#### Given task:
In the entries below, find every line with "العالم" and copy it.

#### Supplied records:
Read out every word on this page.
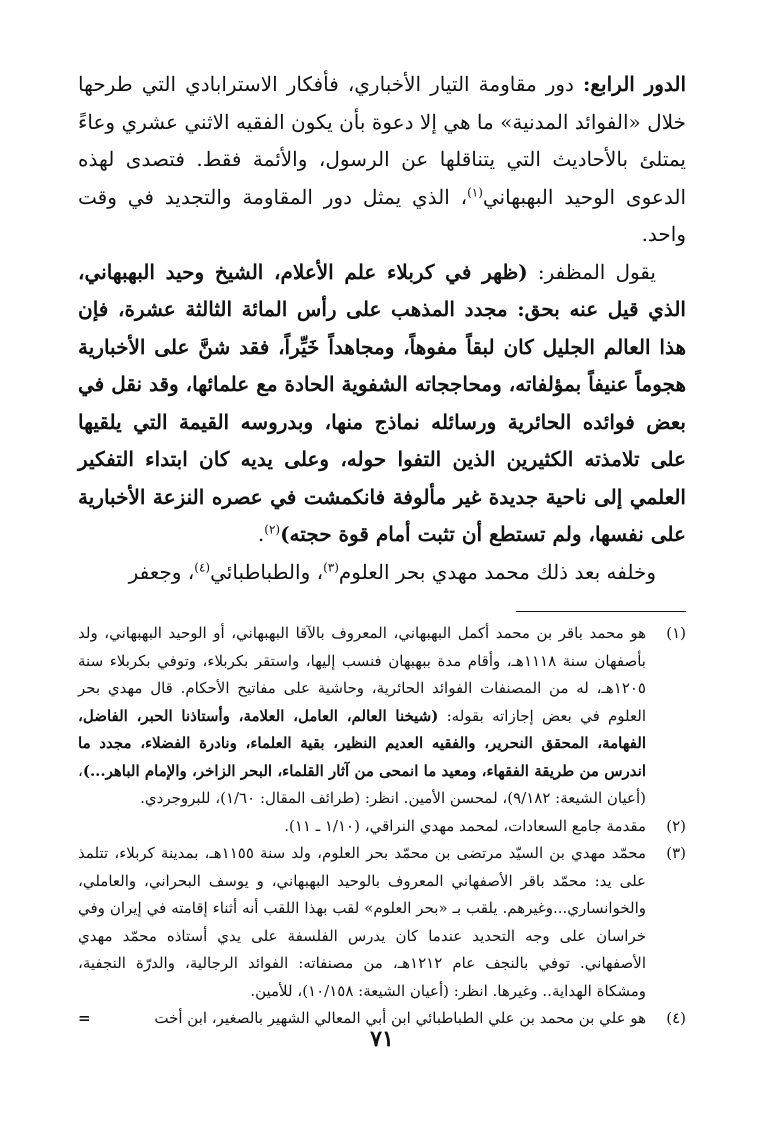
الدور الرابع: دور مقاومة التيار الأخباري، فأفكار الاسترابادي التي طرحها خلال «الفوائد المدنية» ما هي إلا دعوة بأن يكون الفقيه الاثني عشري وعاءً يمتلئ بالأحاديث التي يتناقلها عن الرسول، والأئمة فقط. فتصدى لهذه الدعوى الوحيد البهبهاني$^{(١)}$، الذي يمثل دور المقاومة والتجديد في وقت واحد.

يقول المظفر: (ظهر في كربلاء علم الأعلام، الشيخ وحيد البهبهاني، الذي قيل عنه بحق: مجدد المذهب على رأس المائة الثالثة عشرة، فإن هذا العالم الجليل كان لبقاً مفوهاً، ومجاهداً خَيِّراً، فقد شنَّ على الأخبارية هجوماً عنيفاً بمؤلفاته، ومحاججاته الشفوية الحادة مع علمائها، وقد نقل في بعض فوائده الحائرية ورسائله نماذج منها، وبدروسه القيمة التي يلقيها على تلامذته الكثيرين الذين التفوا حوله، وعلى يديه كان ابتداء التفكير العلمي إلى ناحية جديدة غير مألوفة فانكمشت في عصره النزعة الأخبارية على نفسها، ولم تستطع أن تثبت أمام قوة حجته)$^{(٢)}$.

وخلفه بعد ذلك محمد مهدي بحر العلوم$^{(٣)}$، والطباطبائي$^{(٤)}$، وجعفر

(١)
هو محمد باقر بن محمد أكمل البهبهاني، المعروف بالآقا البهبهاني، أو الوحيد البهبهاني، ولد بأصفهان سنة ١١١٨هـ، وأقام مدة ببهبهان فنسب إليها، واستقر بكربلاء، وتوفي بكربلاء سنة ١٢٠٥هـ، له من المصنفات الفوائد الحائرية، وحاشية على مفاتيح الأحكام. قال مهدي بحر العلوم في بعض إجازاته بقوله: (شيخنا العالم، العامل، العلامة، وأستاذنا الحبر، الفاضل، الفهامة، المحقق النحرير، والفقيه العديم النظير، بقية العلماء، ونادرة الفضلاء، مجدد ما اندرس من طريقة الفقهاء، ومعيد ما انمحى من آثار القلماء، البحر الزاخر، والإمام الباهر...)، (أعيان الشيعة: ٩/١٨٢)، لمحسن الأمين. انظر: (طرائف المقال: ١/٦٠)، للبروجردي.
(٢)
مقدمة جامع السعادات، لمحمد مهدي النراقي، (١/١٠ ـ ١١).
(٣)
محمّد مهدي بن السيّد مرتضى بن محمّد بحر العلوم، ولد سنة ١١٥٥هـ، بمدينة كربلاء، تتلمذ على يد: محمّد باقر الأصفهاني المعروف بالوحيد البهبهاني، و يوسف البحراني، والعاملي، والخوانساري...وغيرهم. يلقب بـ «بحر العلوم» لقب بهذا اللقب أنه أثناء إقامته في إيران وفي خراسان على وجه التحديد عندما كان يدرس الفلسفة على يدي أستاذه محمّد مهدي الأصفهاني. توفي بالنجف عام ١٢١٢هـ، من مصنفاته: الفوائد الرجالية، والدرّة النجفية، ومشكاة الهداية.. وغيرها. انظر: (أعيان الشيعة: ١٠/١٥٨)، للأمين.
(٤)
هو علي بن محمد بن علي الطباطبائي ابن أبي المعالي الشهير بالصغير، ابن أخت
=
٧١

#### Result of this task:
يقول المظفر: (ظهر في كربلاء علم الأعلام، الشيخ وحيد البهبهاني، الذي قيل عنه بحق: مجدد المذهب على رأس المائة الثالثة عشرة، فإن هذا العالم الجليل كان لبقاً مفوهاً، ومجاهداً خَيِّراً، فقد شنَّ على الأخبارية هجوماً عنيفاً بمؤلفاته، ومحاججاته الشفوية الحادة مع علمائها، وقد نقل في بعض فوائده الحائرية ورسائله نماذج منها، وبدروسه القيمة التي يلقيها على تلامذته الكثيرين الذين التفوا حوله، وعلى يديه كان ابتداء التفكير العلمي إلى ناحية جديدة غير مألوفة فانكمشت في عصره النزعة الأخبارية على نفسها، ولم تستطع أن تثبت أمام قوة حجته)$^{(٢)}$.
هو محمد باقر بن محمد أكمل البهبهاني، المعروف بالآقا البهبهاني، أو الوحيد البهبهاني، ولد بأصفهان سنة ١١١٨هـ، وأقام مدة ببهبهان فنسب إليها، واستقر بكربلاء، وتوفي بكربلاء سنة ١٢٠٥هـ، له من المصنفات الفوائد الحائرية، وحاشية على مفاتيح الأحكام. قال مهدي بحر العلوم في بعض إجازاته بقوله: (شيخنا العالم، العامل، العلامة، وأستاذنا الحبر، الفاضل، الفهامة، المحقق النحرير، والفقيه العديم النظير، بقية العلماء، ونادرة الفضلاء، مجدد ما اندرس من طريقة الفقهاء، ومعيد ما انمحى من آثار القلماء، البحر الزاخر، والإمام الباهر...)، (أعيان الشيعة: ٩/١٨٢)، لمحسن الأمين. انظر: (طرائف المقال: ١/٦٠)، للبروجردي.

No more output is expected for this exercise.